[START OF INFORMATION PROVIDED]
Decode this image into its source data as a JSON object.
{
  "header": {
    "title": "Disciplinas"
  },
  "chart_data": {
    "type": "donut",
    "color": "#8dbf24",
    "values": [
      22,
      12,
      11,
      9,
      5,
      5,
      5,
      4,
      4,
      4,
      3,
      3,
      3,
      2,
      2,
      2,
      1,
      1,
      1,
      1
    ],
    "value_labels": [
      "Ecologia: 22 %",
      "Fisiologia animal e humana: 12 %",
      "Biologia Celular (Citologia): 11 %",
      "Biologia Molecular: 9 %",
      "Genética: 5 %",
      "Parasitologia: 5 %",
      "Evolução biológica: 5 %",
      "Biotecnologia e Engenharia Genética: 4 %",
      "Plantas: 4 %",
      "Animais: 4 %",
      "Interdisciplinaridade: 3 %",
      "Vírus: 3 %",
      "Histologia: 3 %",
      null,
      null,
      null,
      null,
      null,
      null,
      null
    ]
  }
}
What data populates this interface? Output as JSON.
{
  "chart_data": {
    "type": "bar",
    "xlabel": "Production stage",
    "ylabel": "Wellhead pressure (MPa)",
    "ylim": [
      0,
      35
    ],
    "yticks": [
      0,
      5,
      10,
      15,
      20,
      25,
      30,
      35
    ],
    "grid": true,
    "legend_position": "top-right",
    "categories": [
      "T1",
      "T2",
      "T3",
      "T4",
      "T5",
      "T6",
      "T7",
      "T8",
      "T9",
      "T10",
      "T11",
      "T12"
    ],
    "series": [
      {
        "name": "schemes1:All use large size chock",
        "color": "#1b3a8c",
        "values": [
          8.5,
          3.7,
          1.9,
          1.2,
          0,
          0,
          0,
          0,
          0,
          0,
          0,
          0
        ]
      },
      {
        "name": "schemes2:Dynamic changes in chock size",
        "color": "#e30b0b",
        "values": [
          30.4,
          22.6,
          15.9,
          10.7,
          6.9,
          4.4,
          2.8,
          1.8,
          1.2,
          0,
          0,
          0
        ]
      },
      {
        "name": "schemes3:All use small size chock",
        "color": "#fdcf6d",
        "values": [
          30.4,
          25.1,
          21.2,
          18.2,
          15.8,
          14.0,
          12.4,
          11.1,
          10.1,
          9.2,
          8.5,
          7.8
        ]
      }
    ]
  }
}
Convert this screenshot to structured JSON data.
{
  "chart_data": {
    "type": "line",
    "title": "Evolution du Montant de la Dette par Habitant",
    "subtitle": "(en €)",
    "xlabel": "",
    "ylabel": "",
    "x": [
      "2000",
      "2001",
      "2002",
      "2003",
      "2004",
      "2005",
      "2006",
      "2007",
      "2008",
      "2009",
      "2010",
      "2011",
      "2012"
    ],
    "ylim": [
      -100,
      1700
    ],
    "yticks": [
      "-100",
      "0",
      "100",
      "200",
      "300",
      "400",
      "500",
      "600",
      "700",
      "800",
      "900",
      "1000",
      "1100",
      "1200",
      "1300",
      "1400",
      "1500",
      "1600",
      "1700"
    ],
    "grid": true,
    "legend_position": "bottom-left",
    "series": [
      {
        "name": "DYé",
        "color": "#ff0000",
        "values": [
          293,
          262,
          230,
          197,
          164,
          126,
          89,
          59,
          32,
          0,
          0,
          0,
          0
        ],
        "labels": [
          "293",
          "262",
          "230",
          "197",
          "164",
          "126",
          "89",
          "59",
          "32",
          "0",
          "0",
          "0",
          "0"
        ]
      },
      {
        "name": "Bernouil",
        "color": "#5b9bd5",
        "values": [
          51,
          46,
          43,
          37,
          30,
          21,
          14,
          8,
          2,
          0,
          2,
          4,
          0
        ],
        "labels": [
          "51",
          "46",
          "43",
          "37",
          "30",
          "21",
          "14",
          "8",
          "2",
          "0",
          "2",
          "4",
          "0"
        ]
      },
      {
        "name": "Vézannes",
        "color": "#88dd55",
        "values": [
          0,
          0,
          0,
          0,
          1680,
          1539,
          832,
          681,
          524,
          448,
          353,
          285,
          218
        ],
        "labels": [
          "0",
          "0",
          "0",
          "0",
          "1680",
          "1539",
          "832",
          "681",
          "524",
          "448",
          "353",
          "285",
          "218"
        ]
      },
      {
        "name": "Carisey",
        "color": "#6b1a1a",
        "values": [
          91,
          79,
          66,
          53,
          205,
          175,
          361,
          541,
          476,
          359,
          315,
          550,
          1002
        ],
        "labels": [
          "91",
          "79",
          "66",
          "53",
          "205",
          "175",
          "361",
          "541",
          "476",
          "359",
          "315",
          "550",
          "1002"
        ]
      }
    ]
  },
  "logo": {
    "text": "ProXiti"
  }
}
[END OF INFORMATION PROVIDED]
### SHORT PROBLEM
Pull out every line in the material above where "this" occurs.

### OUTPUT
Decode this image into its source data as a JSON object.
What data populates this interface? Output as JSON.
Convert this screenshot to structured JSON data.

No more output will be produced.